▸ What you are asked to do:
Transcribe the full listing below exactly.

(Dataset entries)

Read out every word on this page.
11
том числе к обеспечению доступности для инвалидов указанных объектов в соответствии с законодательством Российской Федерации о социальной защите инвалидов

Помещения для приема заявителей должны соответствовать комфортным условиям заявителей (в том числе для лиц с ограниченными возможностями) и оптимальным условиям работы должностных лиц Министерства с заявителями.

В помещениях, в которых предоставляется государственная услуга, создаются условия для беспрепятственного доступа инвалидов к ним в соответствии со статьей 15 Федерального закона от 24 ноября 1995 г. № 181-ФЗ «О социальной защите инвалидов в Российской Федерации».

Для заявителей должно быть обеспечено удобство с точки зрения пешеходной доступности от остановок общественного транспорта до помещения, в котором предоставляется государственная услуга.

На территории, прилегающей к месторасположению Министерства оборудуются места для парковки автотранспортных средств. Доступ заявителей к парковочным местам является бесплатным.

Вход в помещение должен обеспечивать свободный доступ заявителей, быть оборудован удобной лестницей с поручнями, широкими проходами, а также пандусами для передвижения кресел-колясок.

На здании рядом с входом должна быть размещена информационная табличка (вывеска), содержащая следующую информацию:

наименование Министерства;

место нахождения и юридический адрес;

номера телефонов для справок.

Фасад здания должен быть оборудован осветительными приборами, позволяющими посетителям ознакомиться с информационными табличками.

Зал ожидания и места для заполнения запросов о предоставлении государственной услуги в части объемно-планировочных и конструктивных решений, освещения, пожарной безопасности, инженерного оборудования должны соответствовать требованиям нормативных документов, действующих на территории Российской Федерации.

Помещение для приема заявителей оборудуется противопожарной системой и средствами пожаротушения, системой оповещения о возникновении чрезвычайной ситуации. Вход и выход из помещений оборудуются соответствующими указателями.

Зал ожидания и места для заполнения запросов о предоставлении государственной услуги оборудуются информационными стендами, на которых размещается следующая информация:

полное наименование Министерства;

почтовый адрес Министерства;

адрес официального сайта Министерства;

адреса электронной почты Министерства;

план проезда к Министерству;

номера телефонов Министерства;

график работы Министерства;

▸ Reply to the task:
Read out every word on this page.
11
том числе к обеспечению доступности для инвалидов указанных объектов в соответствии с законодательством Российской Федерации о социальной защите инвалидов

Помещения для приема заявителей должны соответствовать комфортным условиям заявителей (в том числе для лиц с ограниченными возможностями) и оптимальным условиям работы должностных лиц Министерства с заявителями.

В помещениях, в которых предоставляется государственная услуга, создаются условия для беспрепятственного доступа инвалидов к ним в соответствии со статьей 15 Федерального закона от 24 ноября 1995 г. № 181-ФЗ «О социальной защите инвалидов в Российской Федерации».

Для заявителей должно быть обеспечено удобство с точки зрения пешеходной доступности от остановок общественного транспорта до помещения, в котором предоставляется государственная услуга.

На территории, прилегающей к месторасположению Министерства оборудуются места для парковки автотранспортных средств. Доступ заявителей к парковочным местам является бесплатным.

Вход в помещение должен обеспечивать свободный доступ заявителей, быть оборудован удобной лестницей с поручнями, широкими проходами, а также пандусами для передвижения кресел-колясок.

На здании рядом с входом должна быть размещена информационная табличка (вывеска), содержащая следующую информацию:

наименование Министерства;

место нахождения и юридический адрес;

номера телефонов для справок.

Фасад здания должен быть оборудован осветительными приборами, позволяющими посетителям ознакомиться с информационными табличками.

Зал ожидания и места для заполнения запросов о предоставлении государственной услуги в части объемно-планировочных и конструктивных решений, освещения, пожарной безопасности, инженерного оборудования должны соответствовать требованиям нормативных документов, действующих на территории Российской Федерации.

Помещение для приема заявителей оборудуется противопожарной системой и средствами пожаротушения, системой оповещения о возникновении чрезвычайной ситуации. Вход и выход из помещений оборудуются соответствующими указателями.

Зал ожидания и места для заполнения запросов о предоставлении государственной услуги оборудуются информационными стендами, на которых размещается следующая информация:

полное наименование Министерства;

почтовый адрес Министерства;

адрес официального сайта Министерства;

адреса электронной почты Министерства;

план проезда к Министерству;

номера телефонов Министерства;

график работы Министерства;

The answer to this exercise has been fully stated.